# BRIEF:
Pick out all lines with the word "ylabel" from the records that follow.

# DATA SECTION:
+ + +

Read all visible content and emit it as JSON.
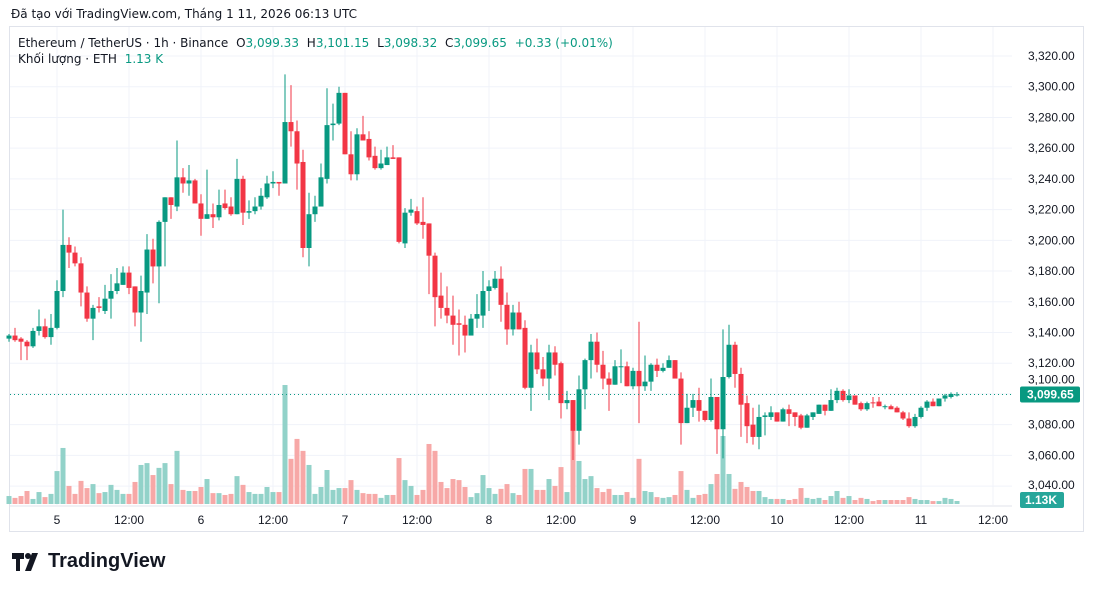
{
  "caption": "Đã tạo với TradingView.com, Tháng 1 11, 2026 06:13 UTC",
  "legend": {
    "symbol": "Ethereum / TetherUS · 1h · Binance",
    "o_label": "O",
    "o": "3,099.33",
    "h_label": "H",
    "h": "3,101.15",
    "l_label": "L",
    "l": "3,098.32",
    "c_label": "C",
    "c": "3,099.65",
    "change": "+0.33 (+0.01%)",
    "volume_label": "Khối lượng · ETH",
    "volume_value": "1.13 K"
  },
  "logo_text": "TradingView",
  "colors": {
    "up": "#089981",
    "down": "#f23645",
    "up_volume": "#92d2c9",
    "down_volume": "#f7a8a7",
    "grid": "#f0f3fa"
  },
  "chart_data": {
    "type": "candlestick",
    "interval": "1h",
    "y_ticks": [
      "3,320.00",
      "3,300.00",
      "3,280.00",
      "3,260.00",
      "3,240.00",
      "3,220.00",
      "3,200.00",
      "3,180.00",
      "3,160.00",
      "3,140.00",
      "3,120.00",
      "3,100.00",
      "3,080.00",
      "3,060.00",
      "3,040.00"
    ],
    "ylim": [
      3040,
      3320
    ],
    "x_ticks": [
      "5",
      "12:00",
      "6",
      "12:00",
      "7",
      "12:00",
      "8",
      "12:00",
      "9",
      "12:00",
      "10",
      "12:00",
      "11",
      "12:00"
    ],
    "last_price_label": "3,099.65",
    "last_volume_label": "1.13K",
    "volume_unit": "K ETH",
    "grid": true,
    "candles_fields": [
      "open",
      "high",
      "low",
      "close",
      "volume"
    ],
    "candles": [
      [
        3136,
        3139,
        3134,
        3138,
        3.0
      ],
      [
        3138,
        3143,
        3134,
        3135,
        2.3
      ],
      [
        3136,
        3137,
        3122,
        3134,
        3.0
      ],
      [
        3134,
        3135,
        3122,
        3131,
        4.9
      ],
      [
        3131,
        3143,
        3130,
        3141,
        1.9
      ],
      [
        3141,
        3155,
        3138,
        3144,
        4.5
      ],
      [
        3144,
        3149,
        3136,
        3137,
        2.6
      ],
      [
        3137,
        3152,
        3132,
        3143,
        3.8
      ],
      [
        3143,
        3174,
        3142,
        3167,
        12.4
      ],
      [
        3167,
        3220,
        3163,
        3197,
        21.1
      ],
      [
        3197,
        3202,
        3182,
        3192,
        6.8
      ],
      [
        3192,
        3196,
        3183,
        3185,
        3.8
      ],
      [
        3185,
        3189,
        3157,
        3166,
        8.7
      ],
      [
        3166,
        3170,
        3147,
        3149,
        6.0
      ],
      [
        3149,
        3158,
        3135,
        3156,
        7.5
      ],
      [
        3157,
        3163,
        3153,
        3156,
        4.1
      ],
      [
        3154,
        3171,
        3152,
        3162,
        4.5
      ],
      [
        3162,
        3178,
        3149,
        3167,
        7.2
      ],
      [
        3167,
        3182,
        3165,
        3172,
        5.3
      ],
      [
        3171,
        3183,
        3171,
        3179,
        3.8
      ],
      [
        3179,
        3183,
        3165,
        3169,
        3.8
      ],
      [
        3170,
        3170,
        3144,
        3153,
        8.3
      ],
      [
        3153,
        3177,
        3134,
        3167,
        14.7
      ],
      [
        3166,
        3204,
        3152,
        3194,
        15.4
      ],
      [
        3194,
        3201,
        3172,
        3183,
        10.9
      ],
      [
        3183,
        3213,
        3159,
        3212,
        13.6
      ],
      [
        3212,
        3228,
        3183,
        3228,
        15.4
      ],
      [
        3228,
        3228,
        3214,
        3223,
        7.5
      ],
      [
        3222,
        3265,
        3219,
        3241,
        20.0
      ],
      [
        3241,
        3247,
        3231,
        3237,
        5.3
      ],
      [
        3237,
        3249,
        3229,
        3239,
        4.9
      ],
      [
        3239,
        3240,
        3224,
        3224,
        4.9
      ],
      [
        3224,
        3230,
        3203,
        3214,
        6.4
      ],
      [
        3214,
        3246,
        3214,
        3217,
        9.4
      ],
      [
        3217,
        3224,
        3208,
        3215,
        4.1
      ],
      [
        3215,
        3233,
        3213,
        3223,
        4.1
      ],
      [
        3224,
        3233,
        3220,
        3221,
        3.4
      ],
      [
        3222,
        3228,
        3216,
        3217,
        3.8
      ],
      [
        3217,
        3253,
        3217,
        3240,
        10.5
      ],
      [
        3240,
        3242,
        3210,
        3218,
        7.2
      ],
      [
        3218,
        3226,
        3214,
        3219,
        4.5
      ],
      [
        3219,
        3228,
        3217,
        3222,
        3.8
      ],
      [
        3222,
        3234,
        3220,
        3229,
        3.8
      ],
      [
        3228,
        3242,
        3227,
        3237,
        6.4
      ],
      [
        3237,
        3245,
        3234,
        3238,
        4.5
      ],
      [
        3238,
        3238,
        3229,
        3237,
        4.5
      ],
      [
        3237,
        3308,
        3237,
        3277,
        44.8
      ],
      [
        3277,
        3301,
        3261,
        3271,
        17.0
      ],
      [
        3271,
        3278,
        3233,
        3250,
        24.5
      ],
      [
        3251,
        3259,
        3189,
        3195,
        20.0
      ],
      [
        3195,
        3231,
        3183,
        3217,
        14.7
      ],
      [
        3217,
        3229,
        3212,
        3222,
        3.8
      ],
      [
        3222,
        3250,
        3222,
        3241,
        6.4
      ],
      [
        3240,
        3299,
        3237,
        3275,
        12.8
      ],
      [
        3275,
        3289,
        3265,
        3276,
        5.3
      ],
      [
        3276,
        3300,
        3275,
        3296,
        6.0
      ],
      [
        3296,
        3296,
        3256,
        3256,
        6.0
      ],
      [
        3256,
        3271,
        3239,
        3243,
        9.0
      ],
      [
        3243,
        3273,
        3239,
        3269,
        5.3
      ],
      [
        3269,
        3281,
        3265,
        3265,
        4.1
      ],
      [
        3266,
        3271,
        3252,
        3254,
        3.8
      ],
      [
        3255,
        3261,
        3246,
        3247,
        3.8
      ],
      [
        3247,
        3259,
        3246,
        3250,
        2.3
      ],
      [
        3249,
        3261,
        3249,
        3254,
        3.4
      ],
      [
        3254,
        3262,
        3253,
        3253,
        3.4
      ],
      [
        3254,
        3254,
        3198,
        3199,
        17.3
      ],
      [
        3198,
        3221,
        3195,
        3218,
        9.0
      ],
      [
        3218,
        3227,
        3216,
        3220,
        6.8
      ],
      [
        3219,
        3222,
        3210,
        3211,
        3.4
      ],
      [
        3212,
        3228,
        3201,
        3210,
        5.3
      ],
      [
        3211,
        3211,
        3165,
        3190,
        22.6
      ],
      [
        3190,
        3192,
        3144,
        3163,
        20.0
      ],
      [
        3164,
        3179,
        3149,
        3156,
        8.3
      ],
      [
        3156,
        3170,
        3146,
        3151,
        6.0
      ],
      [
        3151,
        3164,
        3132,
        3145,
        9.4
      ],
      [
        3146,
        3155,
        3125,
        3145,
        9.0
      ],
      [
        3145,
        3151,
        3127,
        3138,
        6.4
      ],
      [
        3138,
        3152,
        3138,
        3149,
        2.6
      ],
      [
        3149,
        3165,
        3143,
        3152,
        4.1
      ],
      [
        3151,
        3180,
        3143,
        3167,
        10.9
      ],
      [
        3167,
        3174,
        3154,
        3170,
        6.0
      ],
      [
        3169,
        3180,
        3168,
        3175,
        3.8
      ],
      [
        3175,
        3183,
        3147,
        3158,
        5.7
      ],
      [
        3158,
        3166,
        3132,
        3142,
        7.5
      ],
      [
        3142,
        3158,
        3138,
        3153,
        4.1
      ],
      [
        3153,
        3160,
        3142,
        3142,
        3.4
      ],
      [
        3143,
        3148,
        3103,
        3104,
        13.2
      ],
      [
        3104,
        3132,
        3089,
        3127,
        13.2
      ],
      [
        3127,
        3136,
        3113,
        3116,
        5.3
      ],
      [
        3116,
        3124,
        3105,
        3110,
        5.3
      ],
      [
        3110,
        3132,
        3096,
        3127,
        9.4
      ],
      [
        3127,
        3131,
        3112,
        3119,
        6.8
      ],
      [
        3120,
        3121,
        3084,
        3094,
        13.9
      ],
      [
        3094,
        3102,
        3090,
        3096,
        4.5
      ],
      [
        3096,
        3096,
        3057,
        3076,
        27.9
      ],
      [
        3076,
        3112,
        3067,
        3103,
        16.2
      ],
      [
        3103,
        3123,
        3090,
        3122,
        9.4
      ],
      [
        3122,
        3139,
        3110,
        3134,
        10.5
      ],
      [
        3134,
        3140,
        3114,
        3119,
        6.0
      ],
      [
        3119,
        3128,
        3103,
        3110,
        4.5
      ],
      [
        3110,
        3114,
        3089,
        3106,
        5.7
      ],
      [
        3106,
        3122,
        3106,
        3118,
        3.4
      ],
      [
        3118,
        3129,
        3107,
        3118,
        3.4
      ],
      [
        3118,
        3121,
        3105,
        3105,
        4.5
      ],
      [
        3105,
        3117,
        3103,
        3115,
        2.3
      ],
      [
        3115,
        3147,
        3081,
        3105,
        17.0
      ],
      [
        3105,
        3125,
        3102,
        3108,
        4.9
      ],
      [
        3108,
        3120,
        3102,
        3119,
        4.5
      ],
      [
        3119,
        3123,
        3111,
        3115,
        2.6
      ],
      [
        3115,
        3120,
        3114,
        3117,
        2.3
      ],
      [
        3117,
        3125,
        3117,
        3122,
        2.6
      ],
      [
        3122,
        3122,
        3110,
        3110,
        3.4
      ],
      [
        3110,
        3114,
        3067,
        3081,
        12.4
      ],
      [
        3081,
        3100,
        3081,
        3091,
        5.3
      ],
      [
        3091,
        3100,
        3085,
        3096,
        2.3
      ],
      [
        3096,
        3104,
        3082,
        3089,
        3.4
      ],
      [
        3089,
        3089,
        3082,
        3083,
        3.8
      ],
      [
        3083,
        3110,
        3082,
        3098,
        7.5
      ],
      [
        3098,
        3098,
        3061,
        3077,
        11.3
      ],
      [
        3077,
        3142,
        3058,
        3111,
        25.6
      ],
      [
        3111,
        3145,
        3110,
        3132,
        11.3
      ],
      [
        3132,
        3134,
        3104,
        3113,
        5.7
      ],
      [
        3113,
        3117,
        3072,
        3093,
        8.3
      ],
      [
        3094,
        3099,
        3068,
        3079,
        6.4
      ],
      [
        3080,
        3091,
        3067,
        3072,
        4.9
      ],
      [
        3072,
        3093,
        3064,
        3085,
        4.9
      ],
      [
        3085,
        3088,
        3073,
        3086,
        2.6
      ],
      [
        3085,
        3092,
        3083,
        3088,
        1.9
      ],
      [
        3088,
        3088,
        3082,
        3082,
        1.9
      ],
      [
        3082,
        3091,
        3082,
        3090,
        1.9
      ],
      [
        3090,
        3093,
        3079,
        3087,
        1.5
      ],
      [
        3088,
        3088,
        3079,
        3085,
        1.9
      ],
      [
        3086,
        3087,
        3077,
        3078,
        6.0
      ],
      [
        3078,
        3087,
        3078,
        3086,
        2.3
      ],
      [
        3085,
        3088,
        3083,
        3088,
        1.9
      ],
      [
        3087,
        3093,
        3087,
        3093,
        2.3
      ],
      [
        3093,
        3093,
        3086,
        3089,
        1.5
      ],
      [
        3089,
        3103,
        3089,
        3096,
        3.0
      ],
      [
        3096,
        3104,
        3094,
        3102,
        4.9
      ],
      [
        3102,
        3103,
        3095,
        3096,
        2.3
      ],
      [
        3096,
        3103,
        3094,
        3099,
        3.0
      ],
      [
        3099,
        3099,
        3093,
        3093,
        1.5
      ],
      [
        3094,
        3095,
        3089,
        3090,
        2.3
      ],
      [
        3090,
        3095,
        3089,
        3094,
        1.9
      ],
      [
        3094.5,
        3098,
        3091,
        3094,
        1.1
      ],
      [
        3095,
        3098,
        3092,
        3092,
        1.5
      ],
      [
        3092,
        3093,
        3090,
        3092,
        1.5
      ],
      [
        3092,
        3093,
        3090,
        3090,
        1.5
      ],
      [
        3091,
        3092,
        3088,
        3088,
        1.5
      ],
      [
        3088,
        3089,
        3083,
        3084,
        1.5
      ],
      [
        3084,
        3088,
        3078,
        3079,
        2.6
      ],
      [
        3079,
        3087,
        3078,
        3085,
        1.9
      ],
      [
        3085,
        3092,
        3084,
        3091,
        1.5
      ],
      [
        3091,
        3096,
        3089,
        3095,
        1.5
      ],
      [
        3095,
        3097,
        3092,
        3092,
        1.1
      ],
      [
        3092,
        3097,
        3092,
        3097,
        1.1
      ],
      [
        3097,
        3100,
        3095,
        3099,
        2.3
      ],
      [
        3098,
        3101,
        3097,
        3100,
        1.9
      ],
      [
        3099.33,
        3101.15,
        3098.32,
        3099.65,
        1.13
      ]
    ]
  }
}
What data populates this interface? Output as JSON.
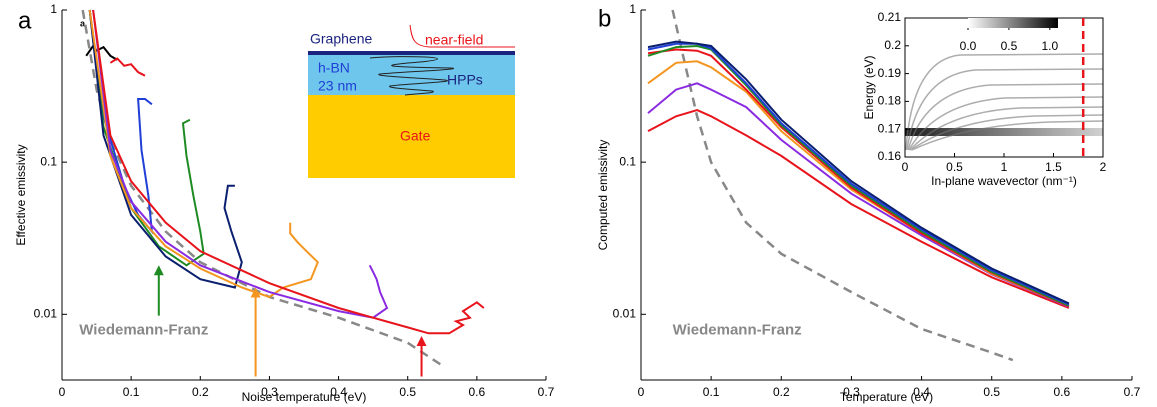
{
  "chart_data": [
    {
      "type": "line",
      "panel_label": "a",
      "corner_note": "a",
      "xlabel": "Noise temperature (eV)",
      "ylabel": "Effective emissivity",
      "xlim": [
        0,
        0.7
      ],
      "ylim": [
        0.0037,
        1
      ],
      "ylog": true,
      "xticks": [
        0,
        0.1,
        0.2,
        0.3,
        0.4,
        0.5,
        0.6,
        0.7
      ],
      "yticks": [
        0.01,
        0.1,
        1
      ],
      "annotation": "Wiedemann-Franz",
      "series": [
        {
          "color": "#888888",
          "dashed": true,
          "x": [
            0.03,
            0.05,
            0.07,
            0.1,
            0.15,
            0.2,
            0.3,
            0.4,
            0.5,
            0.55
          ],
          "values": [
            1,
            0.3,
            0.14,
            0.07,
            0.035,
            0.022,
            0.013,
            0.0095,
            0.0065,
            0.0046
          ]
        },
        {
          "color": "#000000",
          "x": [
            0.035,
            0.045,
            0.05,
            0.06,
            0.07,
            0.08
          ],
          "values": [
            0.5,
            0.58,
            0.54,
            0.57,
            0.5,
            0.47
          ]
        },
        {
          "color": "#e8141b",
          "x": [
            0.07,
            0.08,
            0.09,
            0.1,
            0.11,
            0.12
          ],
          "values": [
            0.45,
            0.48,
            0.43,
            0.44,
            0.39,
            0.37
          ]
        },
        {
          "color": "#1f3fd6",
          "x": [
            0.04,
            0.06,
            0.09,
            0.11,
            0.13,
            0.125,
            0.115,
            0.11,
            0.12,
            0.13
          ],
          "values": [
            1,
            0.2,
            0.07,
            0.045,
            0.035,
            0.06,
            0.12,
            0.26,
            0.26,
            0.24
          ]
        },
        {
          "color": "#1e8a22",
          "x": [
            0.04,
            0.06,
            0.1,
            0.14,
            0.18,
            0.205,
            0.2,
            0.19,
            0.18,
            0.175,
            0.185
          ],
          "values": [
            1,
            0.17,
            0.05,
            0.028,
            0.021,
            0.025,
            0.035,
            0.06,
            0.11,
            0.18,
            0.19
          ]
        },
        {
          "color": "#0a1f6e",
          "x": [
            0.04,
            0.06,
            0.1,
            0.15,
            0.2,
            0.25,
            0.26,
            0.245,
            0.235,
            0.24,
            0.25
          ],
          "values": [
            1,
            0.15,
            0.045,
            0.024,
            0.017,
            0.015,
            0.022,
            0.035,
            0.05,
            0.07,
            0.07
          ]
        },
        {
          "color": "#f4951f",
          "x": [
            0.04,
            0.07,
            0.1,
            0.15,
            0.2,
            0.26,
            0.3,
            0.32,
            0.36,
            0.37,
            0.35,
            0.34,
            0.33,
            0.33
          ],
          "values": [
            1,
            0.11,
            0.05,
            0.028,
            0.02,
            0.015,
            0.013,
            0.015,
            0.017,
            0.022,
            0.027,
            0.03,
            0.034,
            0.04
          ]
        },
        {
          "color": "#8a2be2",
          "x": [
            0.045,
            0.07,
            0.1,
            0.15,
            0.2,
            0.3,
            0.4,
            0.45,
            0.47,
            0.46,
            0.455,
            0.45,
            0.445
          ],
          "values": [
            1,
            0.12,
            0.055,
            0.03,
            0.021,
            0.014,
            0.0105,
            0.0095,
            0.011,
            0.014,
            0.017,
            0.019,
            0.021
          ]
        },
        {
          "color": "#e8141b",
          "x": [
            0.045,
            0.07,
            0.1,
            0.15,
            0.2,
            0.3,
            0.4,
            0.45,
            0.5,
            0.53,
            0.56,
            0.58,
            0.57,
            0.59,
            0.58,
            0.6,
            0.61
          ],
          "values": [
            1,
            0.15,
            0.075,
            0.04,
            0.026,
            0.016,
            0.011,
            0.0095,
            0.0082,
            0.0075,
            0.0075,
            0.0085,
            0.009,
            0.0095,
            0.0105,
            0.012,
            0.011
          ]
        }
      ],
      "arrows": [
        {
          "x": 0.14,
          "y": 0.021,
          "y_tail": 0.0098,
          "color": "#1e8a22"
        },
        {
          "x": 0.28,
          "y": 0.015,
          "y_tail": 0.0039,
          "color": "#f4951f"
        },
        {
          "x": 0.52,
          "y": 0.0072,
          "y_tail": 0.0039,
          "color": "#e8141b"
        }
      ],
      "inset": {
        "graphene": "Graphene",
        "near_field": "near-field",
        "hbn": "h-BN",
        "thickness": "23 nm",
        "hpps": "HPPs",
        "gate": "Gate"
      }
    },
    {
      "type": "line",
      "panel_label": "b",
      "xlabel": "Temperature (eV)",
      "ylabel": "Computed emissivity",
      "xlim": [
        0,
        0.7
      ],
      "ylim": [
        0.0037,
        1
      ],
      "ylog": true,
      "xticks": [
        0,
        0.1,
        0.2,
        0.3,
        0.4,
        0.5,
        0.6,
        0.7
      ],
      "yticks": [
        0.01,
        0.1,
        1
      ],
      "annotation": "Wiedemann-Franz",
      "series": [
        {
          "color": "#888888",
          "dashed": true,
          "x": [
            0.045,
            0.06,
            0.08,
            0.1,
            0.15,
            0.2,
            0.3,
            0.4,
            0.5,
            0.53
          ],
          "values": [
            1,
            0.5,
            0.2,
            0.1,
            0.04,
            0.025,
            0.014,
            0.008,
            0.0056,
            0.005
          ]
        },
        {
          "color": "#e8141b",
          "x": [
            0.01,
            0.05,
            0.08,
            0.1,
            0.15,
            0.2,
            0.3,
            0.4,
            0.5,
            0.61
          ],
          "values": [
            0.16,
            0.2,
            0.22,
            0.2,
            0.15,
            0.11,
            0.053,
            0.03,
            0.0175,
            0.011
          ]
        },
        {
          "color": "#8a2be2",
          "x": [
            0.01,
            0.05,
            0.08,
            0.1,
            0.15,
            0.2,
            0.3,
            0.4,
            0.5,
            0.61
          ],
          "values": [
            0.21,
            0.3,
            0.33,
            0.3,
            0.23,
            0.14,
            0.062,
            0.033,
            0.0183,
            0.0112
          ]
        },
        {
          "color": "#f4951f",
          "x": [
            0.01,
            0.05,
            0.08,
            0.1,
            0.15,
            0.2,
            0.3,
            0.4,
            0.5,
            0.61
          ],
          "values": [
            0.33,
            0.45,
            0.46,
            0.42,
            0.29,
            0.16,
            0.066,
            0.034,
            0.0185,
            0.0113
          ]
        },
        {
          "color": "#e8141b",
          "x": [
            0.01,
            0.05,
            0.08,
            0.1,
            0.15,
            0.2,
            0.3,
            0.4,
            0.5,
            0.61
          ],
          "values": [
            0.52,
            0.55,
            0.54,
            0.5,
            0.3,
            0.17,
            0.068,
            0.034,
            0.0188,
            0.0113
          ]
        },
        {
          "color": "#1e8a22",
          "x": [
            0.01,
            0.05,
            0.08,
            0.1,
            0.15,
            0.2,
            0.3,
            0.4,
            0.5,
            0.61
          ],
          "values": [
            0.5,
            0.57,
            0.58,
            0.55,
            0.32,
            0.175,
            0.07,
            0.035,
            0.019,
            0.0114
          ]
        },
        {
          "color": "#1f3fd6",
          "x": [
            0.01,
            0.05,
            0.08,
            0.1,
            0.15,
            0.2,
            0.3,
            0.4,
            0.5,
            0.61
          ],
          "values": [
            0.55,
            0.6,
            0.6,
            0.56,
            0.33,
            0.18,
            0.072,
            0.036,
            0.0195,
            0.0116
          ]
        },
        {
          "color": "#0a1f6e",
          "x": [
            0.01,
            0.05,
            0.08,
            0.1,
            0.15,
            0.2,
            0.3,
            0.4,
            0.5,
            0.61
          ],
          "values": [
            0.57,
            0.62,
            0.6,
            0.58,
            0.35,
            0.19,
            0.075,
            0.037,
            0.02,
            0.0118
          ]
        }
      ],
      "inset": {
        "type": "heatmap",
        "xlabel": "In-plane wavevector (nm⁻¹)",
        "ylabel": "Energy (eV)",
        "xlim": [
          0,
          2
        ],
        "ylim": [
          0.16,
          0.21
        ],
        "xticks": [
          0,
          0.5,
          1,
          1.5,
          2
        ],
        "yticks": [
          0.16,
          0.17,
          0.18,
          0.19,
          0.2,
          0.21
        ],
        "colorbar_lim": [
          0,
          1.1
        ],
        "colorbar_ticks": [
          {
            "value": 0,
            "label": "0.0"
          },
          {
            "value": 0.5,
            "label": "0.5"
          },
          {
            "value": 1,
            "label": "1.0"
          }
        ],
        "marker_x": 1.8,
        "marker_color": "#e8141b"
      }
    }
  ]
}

+ + +

# EXERCISE RESPONSE:
      "ylabel": "Effective emissivity",
      "ylabel": "Computed emissivity",
        "ylabel": "Energy (eV)",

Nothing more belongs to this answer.